::: Data lines

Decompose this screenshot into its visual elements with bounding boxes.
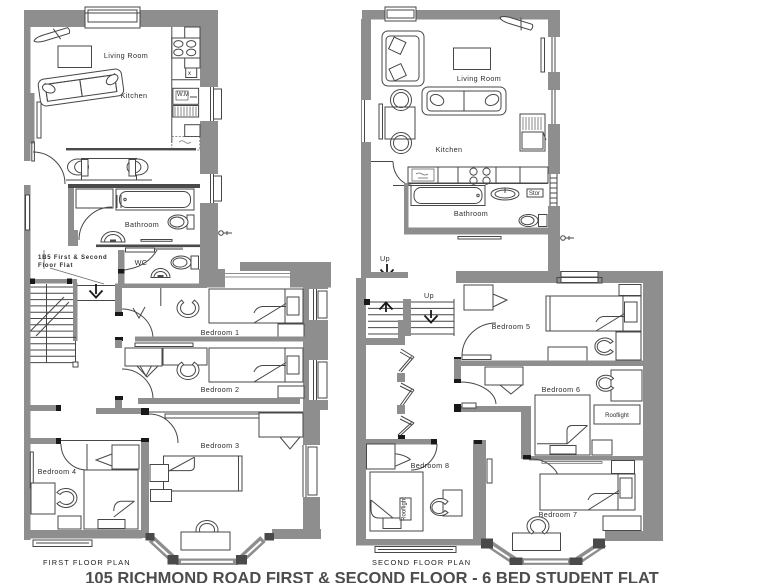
svg-text:Bedroom 2: Bedroom 2 [201, 385, 240, 394]
svg-text:Bedroom 1: Bedroom 1 [201, 328, 240, 337]
svg-text:Kitchen: Kitchen [121, 91, 148, 100]
svg-text:Bedroom 4: Bedroom 4 [38, 467, 77, 476]
svg-text:Bathroom: Bathroom [454, 209, 488, 218]
svg-text:Stor: Stor [529, 191, 540, 197]
svg-text:105 RICHMOND ROAD FIRST & SECO: 105 RICHMOND ROAD FIRST & SECOND FLOOR -… [85, 570, 659, 583]
svg-text:1B5 First & Second: 1B5 First & Second [38, 255, 107, 261]
svg-text:Rooflight: Rooflight [402, 497, 408, 521]
svg-text:W.M: W.M [177, 92, 189, 98]
svg-text:Bedroom 6: Bedroom 6 [542, 385, 581, 394]
svg-text:Rooflight: Rooflight [605, 413, 629, 419]
svg-text:Up: Up [424, 291, 434, 300]
svg-text:SECOND FLOOR PLAN: SECOND FLOOR PLAN [372, 558, 471, 567]
svg-text:Bathroom: Bathroom [125, 220, 159, 229]
svg-text:Living Room: Living Room [104, 51, 148, 60]
svg-text:x: x [188, 71, 191, 77]
svg-text:Bedroom 7: Bedroom 7 [539, 510, 578, 519]
svg-text:Bedroom 8: Bedroom 8 [411, 461, 450, 470]
svg-text:Floor Flat: Floor Flat [38, 263, 73, 269]
svg-text:Bedroom 5: Bedroom 5 [492, 322, 531, 331]
svg-text:FIRST FLOOR PLAN: FIRST FLOOR PLAN [43, 558, 131, 567]
svg-text:Kitchen: Kitchen [436, 145, 463, 154]
svg-text:Bedroom 3: Bedroom 3 [201, 441, 240, 450]
svg-text:Up: Up [380, 254, 390, 263]
svg-text:Living Room: Living Room [457, 74, 501, 83]
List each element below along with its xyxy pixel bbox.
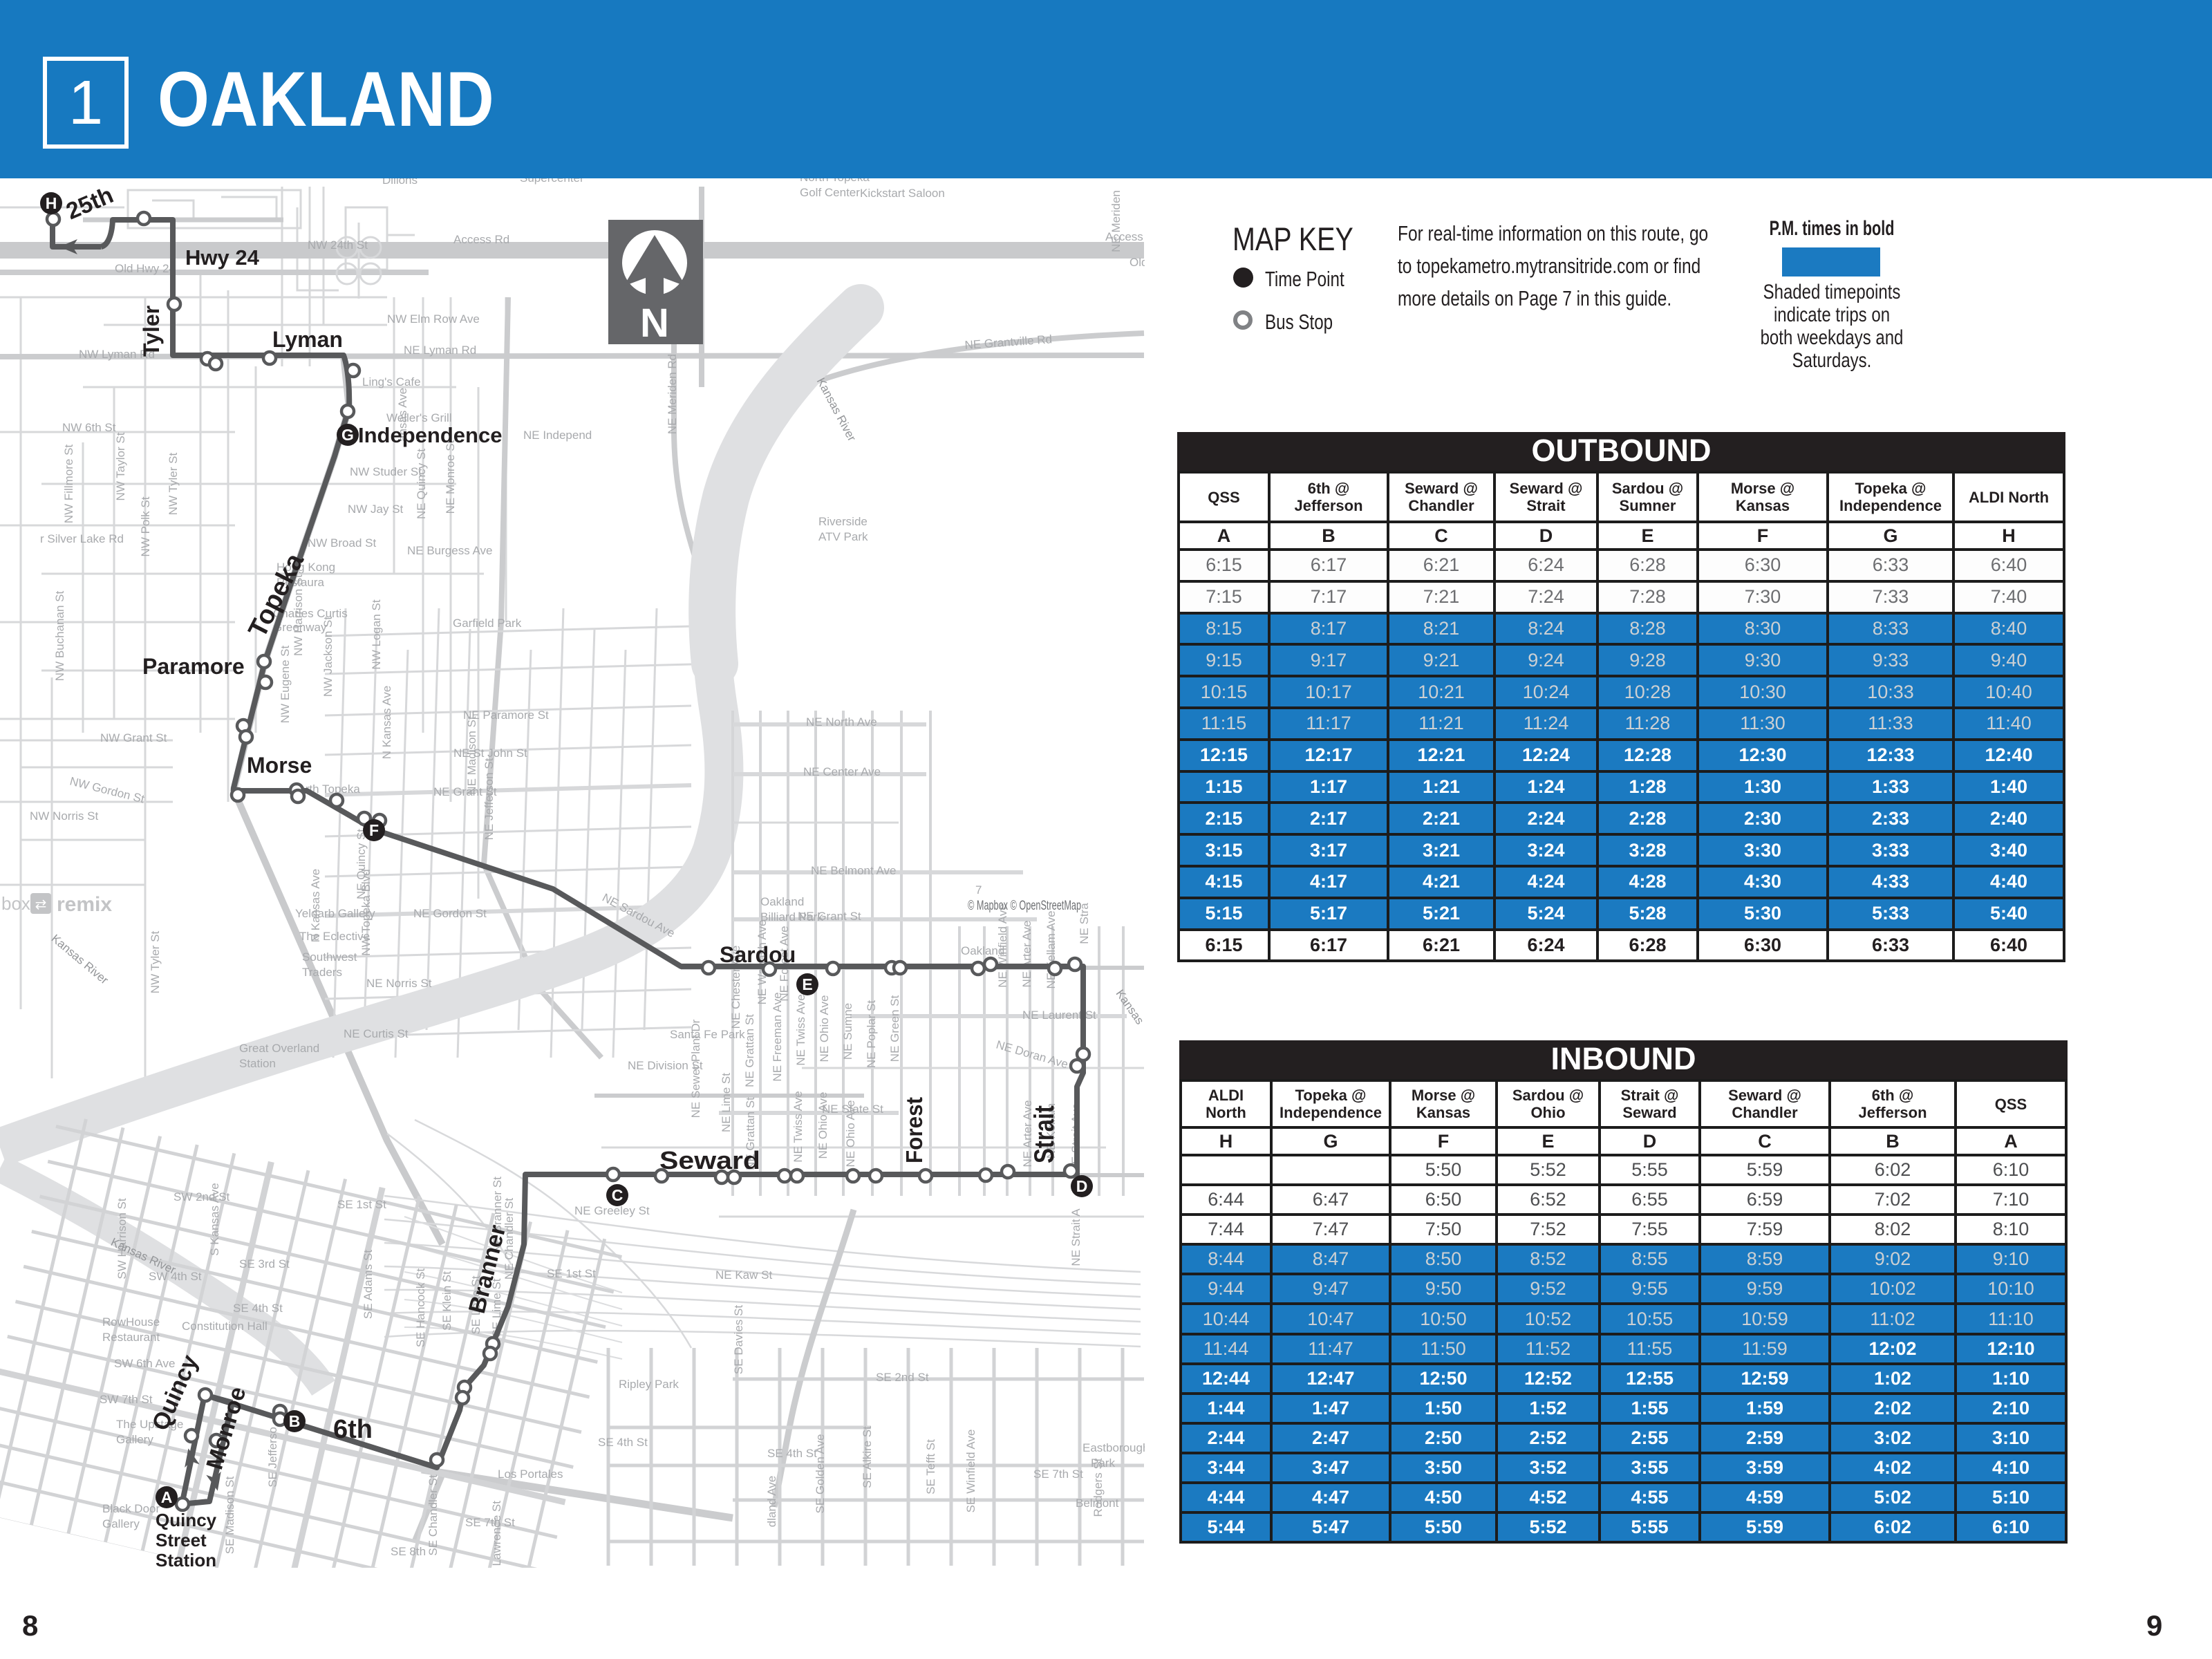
svg-text:Forest: Forest: [901, 1097, 927, 1163]
svg-text:NW Grant St: NW Grant St: [100, 731, 167, 744]
svg-text:NE Kellam Ave: NE Kellam Ave: [1044, 910, 1058, 988]
svg-text:NE Curtis St: NE Curtis St: [344, 1027, 409, 1040]
svg-text:SE 4th St: SE 4th St: [598, 1436, 648, 1449]
svg-text:NE Green St: NE Green St: [888, 995, 901, 1062]
svg-text:NE Strait A: NE Strait A: [1069, 1208, 1082, 1266]
svg-text:NE Belmont Ave: NE Belmont Ave: [811, 864, 896, 877]
svg-text:Kickstart Saloon: Kickstart Saloon: [860, 187, 945, 200]
svg-text:NE Freeman Ave: NE Freeman Ave: [771, 992, 784, 1081]
svg-text:N: N: [640, 301, 669, 346]
svg-text:S Kansas Ave: S Kansas Ave: [208, 1183, 221, 1256]
svg-text:NE Twiss Ave: NE Twiss Ave: [791, 1091, 805, 1162]
svg-text:NW Fillmore St: NW Fillmore St: [62, 444, 75, 524]
svg-text:SE Klein St: SE Klein St: [440, 1271, 453, 1331]
svg-text:NW Jackson St: NW Jackson St: [321, 617, 335, 697]
svg-text:Golf Center: Golf Center: [800, 186, 860, 199]
svg-text:SE Tefft St: SE Tefft St: [924, 1439, 937, 1494]
svg-text:NE Twiss Ave: NE Twiss Ave: [794, 994, 807, 1065]
svg-text:SE 1st St: SE 1st St: [547, 1267, 596, 1280]
svg-text:NE North Ave: NE North Ave: [806, 715, 877, 729]
svg-text:NE Norris St: NE Norris St: [366, 977, 432, 990]
svg-text:SE Adams St: SE Adams St: [362, 1250, 375, 1319]
svg-text:SW 6th Ave: SW 6th Ave: [114, 1357, 176, 1370]
svg-text:NE Quincy St: NE Quincy St: [415, 449, 428, 519]
svg-text:SE 2nd St: SE 2nd St: [876, 1371, 929, 1384]
svg-text:SE Hancock St: SE Hancock St: [414, 1268, 427, 1348]
svg-text:NE Kaw St: NE Kaw St: [715, 1268, 772, 1282]
svg-text:Independence: Independence: [358, 423, 502, 447]
svg-text:Restaurant: Restaurant: [102, 1331, 160, 1344]
svg-text:NE Lyman Rd: NE Lyman Rd: [404, 344, 476, 357]
svg-text:NE Arter Ave: NE Arter Ave: [1020, 920, 1033, 987]
svg-text:NW Norris St: NW Norris St: [30, 809, 98, 823]
svg-text:F: F: [369, 821, 379, 839]
svg-text:NW Tyler St: NW Tyler St: [149, 931, 162, 994]
svg-text:SE 3rd St: SE 3rd St: [239, 1257, 290, 1271]
svg-text:Tyler: Tyler: [139, 306, 164, 357]
svg-text:SE Madison St: SE Madison St: [223, 1477, 236, 1555]
svg-text:SE Chandler St: SE Chandler St: [427, 1474, 440, 1555]
svg-text:NW 6th St: NW 6th St: [62, 421, 116, 434]
svg-text:6th: 6th: [333, 1415, 373, 1444]
svg-text:Lyman: Lyman: [272, 327, 343, 352]
svg-text:SW 4th St: SW 4th St: [149, 1270, 202, 1283]
svg-text:NE Madison St: NE Madison St: [465, 716, 478, 795]
svg-text:Southwest: Southwest: [302, 950, 357, 964]
svg-text:SW 7th St: SW 7th St: [100, 1393, 153, 1406]
svg-text:SE 7th St: SE 7th St: [1033, 1468, 1083, 1481]
svg-text:A: A: [161, 1488, 173, 1506]
svg-text:Eastborough: Eastborough: [1082, 1441, 1149, 1454]
svg-text:NE Meriden Rd: NE Meriden Rd: [666, 354, 679, 434]
svg-text:B: B: [289, 1412, 301, 1430]
svg-text:NE Ohio Ave: NE Ohio Ave: [844, 1100, 857, 1167]
svg-text:Santa Fe Park: Santa Fe Park: [670, 1028, 745, 1041]
svg-text:Gallery: Gallery: [102, 1517, 140, 1530]
svg-text:NE Ohio Ave: NE Ohio Ave: [816, 1091, 830, 1159]
svg-text:NW Logan St: NW Logan St: [370, 599, 383, 669]
svg-text:SE Davies St: SE Davies St: [732, 1305, 745, 1374]
svg-text:Traders: Traders: [302, 966, 342, 979]
svg-text:⇄: ⇄: [35, 897, 47, 912]
svg-text:NW Polk St: NW Polk St: [139, 496, 152, 556]
svg-text:NW Elm Row Ave: NW Elm Row Ave: [387, 312, 480, 326]
svg-text:© Mapbox © OpenStreetMap: © Mapbox © OpenStreetMap: [968, 899, 1081, 913]
svg-text:Great Overland: Great Overland: [239, 1042, 319, 1055]
svg-text:7: 7: [975, 883, 982, 897]
svg-text:NE Center Ave: NE Center Ave: [803, 765, 881, 778]
svg-text:NE Lime St: NE Lime St: [720, 1073, 733, 1132]
svg-text:NE Greeley St: NE Greeley St: [574, 1204, 650, 1217]
svg-text:NW Jay St: NW Jay St: [348, 503, 404, 516]
svg-text:SE Alkire St: SE Alkire St: [861, 1426, 874, 1488]
svg-text:NE Monroe St: NE Monroe St: [444, 440, 457, 514]
svg-text:dland Ave: dland Ave: [765, 1476, 778, 1527]
svg-text:Street: Street: [156, 1530, 207, 1550]
svg-text:N Kansas Ave: N Kansas Ave: [380, 686, 393, 759]
svg-text:Seward: Seward: [659, 1146, 760, 1174]
svg-text:NE Sumne: NE Sumne: [841, 1003, 854, 1060]
svg-text:N Kansas Ave: N Kansas Ave: [309, 869, 322, 942]
svg-text:NE Meriden: NE Meriden: [1109, 190, 1123, 252]
svg-text:remix: remix: [57, 893, 112, 916]
svg-text:SE 1st St: SE 1st St: [337, 1198, 386, 1211]
svg-text:NE Ohio Ave: NE Ohio Ave: [818, 995, 831, 1062]
svg-text:NW Eugene St: NW Eugene St: [279, 646, 292, 724]
svg-text:NW Topeka Blvd: NW Topeka Blvd: [359, 869, 373, 955]
svg-text:NE Burgess Ave: NE Burgess Ave: [407, 544, 492, 557]
svg-text:Quincy: Quincy: [156, 1510, 217, 1530]
svg-text:NW Studer St: NW Studer St: [350, 465, 422, 478]
svg-text:box: box: [1, 893, 30, 914]
svg-text:SE 8th: SE 8th: [391, 1545, 426, 1558]
svg-text:r Silver Lake Rd: r Silver Lake Rd: [40, 532, 124, 545]
svg-text:SW 2nd St: SW 2nd St: [174, 1190, 230, 1203]
svg-text:D: D: [1076, 1177, 1088, 1195]
svg-text:Hwy 24: Hwy 24: [185, 245, 260, 270]
svg-text:Access Rd: Access Rd: [453, 233, 509, 246]
svg-text:Black Door: Black Door: [102, 1502, 160, 1515]
svg-text:Sardou: Sardou: [720, 942, 796, 967]
svg-text:NW Buchanan St: NW Buchanan St: [53, 591, 66, 682]
svg-text:Los Portales: Los Portales: [498, 1468, 563, 1481]
svg-text:NE Jefferson St: NE Jefferson St: [482, 758, 496, 840]
svg-text:NW 24th St: NW 24th St: [308, 238, 368, 252]
svg-text:E: E: [802, 975, 812, 993]
svg-text:Morse: Morse: [247, 753, 312, 778]
svg-text:Billiard Park: Billiard Park: [760, 910, 823, 924]
svg-text:RowHouse: RowHouse: [102, 1315, 160, 1329]
svg-text:Rodgers St: Rodgers St: [1091, 1458, 1105, 1517]
svg-text:Ripley Park: Ripley Park: [619, 1378, 679, 1391]
svg-text:NE Gordon St: NE Gordon St: [413, 907, 487, 920]
svg-text:Old Hwy 24: Old Hwy 24: [115, 262, 176, 275]
svg-text:SE 4th St: SE 4th St: [233, 1302, 283, 1315]
svg-text:SE Winfield Ave: SE Winfield Ave: [964, 1430, 977, 1513]
svg-text:NE Sewer Plant Dr: NE Sewer Plant Dr: [689, 1019, 702, 1118]
svg-text:NE Grattan St: NE Grattan St: [743, 1014, 756, 1087]
svg-text:NW Broad St: NW Broad St: [308, 536, 376, 550]
svg-text:Gallery: Gallery: [116, 1433, 153, 1446]
svg-text:NW Tyler St: NW Tyler St: [167, 453, 180, 516]
svg-text:Garfield Park: Garfield Park: [453, 617, 522, 630]
svg-text:C: C: [612, 1186, 624, 1204]
svg-text:Strait: Strait: [1029, 1105, 1060, 1163]
svg-text:SE Golden Ave: SE Golden Ave: [814, 1434, 827, 1514]
svg-text:NW Taylor St: NW Taylor St: [114, 432, 127, 500]
svg-text:G: G: [341, 426, 354, 444]
svg-text:Paramore: Paramore: [142, 654, 245, 679]
svg-text:Station: Station: [156, 1550, 216, 1571]
svg-text:NE Poplar St: NE Poplar St: [865, 1000, 878, 1069]
svg-text:NE Independ: NE Independ: [523, 429, 592, 442]
svg-text:Oakland: Oakland: [760, 895, 804, 908]
svg-text:Station: Station: [239, 1057, 276, 1070]
svg-text:Ling's Cafe: Ling's Cafe: [362, 375, 421, 388]
svg-text:NE Winfield Ave: NE Winfield Ave: [996, 903, 1009, 988]
svg-text:Constitution Hall: Constitution Hall: [182, 1320, 268, 1333]
svg-text:SE 4th St: SE 4th St: [767, 1447, 817, 1460]
svg-text:SE Jefferso: SE Jefferso: [266, 1427, 279, 1488]
svg-text:ATV Park: ATV Park: [818, 530, 868, 543]
svg-text:Riverside: Riverside: [818, 515, 868, 528]
svg-text:H: H: [46, 194, 57, 212]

::::::

Description of the task: Copy out, without any changes, the stretch of the material from the line containing "svg-text:Forest: Forest: [901, 1097, 927, 1163]" through the line containing "svg-text:SE 4th St: SE 4th St: [598, 1436, 648, 1449]", including both of those lines.

Solution to this task:
svg-text:Forest: Forest: [901, 1097, 927, 1163]
svg-text:NW Grant St: NW Grant St: [100, 731, 167, 744]
svg-text:NE Kellam Ave: NE Kellam Ave: [1044, 910, 1058, 988]
svg-text:NE Curtis St: NE Curtis St: [344, 1027, 409, 1040]
svg-text:SE 4th St: SE 4th St: [598, 1436, 648, 1449]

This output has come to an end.